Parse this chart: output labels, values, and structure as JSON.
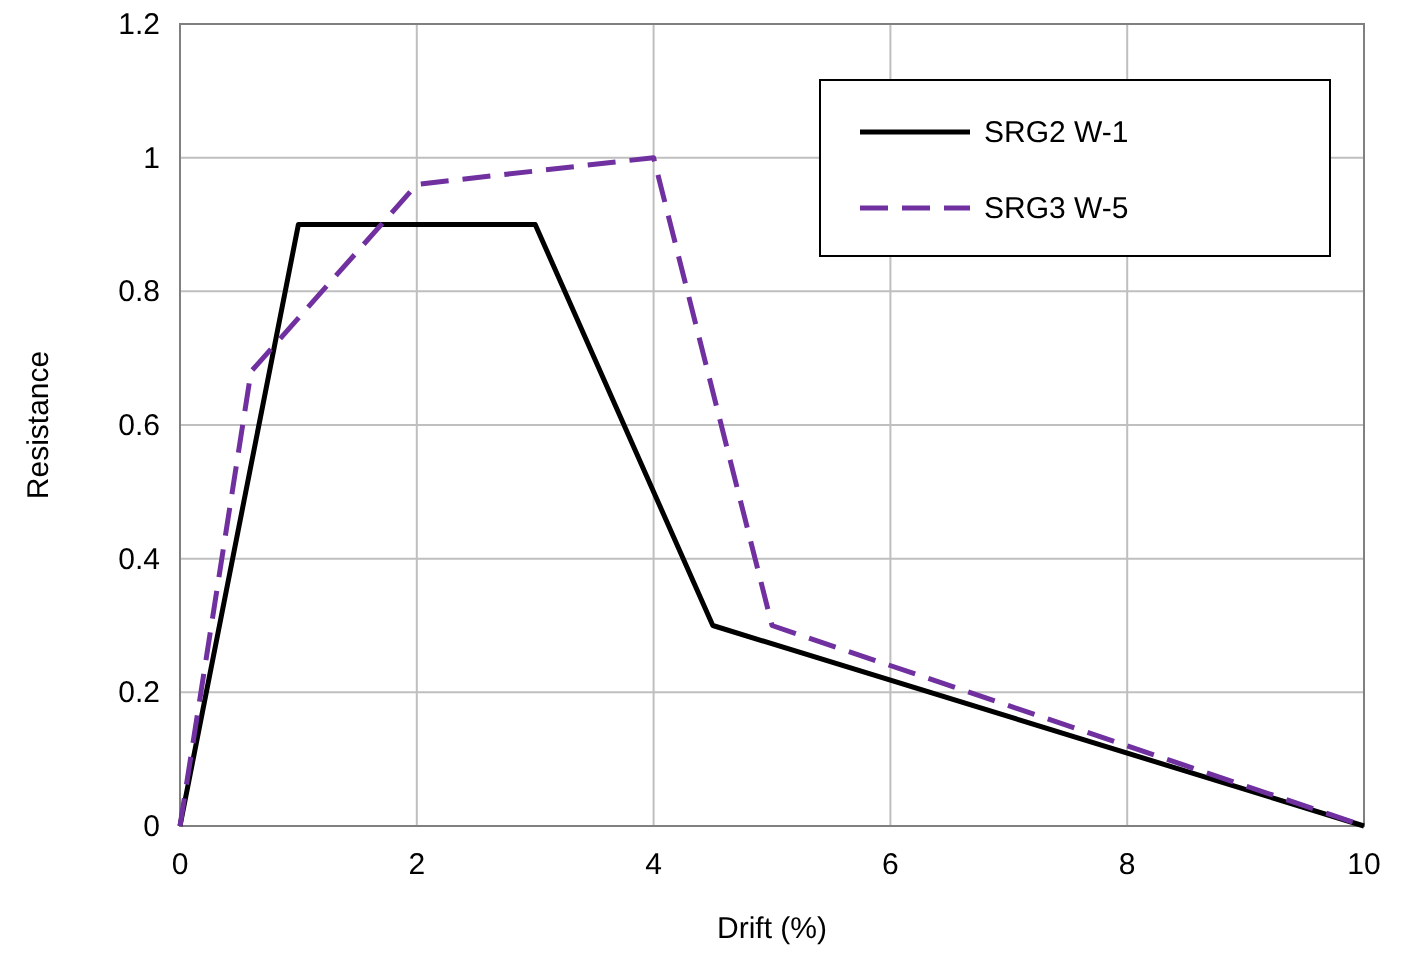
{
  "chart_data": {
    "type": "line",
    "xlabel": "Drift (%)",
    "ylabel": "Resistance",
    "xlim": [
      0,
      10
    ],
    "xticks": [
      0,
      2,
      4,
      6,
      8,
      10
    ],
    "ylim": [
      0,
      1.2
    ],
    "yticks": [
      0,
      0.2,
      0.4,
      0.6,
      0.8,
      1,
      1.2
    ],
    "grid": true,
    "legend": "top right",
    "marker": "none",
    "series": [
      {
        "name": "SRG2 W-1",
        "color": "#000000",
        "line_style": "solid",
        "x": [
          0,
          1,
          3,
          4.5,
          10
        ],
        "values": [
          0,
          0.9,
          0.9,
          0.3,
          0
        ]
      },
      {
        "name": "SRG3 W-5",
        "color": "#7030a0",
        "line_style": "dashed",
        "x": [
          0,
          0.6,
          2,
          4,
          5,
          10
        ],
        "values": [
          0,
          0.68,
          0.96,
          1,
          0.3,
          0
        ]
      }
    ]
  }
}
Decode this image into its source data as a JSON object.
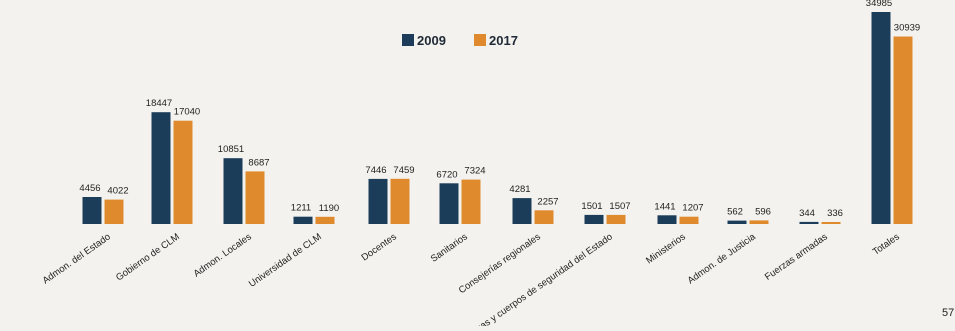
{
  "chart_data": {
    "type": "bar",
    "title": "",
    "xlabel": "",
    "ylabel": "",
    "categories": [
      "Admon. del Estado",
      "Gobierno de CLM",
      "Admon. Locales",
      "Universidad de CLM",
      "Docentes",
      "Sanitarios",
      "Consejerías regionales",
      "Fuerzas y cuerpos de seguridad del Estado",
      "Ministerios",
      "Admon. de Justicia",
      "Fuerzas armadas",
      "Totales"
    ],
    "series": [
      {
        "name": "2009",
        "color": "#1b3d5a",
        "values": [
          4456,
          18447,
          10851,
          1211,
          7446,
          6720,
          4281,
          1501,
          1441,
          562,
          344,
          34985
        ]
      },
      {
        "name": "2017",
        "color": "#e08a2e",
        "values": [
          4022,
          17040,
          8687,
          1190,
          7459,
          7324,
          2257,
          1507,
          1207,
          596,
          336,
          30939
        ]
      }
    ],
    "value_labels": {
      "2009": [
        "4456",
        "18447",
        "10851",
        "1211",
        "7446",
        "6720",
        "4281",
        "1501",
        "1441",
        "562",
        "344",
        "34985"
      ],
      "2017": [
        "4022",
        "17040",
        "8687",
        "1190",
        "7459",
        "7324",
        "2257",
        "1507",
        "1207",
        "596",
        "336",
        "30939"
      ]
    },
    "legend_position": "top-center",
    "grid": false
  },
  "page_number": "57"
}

====

» EXERCISE BRIEF
Copy each line above where the string "this" occurs.

» TASK ANSWER
Parse this chart: output labels, values, and structure as JSON.
Decode this image into its source data as a JSON object.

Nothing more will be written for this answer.